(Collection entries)

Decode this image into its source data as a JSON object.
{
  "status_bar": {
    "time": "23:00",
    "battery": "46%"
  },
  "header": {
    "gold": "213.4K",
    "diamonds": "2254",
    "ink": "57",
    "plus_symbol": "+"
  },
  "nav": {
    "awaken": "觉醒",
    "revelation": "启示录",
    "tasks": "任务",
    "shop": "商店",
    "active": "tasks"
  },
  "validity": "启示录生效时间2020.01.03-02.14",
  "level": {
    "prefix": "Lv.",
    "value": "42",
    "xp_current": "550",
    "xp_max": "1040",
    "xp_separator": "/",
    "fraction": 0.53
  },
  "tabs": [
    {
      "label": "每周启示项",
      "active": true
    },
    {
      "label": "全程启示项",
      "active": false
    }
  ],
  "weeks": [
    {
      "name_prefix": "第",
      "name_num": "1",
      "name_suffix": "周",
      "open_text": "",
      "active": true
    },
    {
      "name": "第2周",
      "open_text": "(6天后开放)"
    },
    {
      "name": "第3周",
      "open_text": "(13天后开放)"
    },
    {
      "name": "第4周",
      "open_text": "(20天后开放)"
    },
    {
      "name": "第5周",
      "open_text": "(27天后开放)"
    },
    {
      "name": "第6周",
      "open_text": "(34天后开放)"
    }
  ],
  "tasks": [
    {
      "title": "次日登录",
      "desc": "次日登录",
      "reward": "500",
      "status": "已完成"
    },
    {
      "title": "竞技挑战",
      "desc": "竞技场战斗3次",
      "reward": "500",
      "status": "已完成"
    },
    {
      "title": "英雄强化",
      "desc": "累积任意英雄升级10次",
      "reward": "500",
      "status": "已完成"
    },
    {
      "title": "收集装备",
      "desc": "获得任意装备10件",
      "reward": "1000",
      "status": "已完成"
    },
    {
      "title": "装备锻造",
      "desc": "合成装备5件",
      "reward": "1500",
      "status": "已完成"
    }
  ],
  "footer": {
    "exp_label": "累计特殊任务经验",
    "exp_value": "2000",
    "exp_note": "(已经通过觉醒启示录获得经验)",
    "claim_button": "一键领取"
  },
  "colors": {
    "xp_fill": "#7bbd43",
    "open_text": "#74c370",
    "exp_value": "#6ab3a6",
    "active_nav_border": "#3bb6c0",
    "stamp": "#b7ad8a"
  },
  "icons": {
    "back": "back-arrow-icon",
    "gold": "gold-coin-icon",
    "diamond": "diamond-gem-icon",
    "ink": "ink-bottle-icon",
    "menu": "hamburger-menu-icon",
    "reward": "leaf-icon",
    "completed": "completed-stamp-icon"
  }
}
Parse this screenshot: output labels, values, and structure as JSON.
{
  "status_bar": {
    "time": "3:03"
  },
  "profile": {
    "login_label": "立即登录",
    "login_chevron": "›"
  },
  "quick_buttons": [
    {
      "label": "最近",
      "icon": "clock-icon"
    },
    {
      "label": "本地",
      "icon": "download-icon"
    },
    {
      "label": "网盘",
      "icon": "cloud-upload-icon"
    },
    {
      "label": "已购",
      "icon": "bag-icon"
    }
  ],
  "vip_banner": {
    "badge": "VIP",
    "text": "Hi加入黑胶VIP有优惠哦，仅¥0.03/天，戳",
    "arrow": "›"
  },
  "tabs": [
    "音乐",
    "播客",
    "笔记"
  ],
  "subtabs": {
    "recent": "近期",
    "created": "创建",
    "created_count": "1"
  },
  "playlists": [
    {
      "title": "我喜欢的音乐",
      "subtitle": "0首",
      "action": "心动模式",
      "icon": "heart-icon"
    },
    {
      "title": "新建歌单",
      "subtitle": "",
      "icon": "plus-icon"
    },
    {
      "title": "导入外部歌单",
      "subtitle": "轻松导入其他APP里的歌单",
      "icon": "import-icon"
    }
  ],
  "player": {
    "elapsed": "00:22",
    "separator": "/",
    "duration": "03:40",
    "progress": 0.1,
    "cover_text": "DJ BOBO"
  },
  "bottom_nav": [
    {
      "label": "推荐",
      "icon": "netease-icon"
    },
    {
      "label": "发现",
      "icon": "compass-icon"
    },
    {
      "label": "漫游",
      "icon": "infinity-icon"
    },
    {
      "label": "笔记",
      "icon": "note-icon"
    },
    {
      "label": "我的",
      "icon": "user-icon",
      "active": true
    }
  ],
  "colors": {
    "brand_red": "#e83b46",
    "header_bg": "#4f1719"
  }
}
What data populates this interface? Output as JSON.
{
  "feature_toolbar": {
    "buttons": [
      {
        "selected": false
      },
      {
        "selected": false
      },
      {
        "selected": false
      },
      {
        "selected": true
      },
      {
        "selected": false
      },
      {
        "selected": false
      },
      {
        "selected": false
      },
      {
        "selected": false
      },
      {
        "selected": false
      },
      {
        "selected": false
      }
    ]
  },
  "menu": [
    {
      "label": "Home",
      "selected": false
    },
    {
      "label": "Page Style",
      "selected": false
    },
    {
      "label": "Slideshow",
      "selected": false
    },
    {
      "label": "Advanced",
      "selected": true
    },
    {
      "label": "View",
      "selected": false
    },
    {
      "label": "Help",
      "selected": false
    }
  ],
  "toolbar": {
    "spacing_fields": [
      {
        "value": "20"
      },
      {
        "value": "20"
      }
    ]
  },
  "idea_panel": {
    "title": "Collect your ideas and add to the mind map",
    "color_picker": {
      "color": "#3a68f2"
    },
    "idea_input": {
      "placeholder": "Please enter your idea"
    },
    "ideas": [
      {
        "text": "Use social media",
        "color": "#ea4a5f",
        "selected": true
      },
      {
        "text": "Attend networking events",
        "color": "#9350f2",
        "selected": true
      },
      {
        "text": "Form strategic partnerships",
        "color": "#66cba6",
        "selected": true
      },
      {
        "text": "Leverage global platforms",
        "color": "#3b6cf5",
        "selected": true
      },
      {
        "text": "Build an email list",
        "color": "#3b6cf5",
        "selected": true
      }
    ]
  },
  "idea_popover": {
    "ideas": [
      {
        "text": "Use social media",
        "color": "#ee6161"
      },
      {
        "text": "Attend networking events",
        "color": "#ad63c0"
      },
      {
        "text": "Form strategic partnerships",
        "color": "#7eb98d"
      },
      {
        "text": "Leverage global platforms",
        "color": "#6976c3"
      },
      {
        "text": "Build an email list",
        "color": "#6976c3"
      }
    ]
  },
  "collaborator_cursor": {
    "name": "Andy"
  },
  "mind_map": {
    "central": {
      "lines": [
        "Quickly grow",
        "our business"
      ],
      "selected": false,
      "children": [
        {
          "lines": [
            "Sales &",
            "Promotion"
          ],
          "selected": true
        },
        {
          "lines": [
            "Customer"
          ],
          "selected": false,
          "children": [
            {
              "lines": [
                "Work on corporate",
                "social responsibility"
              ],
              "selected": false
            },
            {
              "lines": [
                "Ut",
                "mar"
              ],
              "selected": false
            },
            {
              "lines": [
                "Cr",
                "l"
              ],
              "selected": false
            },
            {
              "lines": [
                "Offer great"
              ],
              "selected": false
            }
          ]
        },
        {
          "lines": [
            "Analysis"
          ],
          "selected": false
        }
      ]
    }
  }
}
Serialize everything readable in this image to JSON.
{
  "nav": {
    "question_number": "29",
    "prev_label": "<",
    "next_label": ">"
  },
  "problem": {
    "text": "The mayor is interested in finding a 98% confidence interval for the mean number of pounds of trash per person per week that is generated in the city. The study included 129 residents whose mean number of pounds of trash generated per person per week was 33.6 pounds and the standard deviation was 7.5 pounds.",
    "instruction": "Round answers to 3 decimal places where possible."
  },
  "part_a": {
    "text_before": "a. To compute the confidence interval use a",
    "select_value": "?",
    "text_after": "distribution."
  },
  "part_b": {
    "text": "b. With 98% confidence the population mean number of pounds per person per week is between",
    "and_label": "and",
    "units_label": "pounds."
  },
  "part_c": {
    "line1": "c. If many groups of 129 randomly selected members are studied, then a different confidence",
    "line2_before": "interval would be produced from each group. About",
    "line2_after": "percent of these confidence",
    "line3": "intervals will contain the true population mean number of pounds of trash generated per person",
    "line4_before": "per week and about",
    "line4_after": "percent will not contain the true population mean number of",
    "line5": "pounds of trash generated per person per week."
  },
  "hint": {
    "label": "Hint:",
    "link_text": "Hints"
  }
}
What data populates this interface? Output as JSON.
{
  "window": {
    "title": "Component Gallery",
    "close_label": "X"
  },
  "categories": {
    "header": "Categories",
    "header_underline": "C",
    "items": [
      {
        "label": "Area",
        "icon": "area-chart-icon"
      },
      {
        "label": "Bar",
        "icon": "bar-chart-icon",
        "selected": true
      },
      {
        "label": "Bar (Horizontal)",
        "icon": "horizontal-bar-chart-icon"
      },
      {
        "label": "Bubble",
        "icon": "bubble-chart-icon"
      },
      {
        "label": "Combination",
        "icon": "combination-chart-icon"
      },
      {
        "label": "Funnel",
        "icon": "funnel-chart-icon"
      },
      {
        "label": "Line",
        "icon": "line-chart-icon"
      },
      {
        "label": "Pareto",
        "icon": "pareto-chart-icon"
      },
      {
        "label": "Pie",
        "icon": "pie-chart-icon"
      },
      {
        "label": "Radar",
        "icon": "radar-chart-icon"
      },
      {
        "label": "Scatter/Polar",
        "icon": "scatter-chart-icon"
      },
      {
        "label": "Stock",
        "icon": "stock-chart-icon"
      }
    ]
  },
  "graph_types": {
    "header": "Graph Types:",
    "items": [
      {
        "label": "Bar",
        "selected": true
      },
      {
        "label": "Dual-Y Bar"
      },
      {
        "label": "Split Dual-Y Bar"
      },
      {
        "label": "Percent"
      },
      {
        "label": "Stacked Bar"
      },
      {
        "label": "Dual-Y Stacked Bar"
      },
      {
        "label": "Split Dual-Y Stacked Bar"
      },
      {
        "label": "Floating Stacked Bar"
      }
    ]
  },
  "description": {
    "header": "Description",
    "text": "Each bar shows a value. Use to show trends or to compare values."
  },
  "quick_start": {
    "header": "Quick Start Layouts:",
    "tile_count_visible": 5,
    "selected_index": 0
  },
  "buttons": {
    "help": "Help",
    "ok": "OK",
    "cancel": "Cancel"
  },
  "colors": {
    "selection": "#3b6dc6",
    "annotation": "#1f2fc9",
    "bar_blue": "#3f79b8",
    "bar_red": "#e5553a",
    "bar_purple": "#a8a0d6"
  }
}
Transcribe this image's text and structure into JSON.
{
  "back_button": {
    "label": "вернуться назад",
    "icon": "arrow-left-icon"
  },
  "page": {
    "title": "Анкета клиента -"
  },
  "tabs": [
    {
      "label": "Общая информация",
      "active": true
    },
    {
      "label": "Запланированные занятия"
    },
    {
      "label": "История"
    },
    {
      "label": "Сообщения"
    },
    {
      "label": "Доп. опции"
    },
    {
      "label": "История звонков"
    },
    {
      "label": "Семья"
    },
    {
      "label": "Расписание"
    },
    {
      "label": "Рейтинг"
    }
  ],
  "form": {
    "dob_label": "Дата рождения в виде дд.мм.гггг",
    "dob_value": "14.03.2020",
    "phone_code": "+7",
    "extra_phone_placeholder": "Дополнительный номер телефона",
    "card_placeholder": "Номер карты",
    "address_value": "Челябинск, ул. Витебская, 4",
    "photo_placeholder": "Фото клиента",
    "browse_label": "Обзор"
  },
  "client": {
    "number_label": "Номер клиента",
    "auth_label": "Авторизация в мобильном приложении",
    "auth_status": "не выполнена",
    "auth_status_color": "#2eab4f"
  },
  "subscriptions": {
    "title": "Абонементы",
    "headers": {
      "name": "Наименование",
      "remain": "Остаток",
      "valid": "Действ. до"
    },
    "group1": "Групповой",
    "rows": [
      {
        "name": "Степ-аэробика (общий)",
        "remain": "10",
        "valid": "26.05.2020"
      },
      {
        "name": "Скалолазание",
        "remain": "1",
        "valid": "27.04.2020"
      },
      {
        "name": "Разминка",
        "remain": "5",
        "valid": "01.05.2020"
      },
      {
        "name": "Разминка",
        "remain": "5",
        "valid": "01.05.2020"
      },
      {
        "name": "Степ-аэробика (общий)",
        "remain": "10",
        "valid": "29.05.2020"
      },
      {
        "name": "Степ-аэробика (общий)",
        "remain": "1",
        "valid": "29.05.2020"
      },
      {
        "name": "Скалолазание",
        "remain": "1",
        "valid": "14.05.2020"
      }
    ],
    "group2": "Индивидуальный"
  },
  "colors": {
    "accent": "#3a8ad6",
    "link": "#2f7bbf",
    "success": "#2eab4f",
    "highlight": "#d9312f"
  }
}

▶ _Task requirements_
Using the material above, count the lines containing the word "image". Reply with the number alone.

▶ _Full response_
3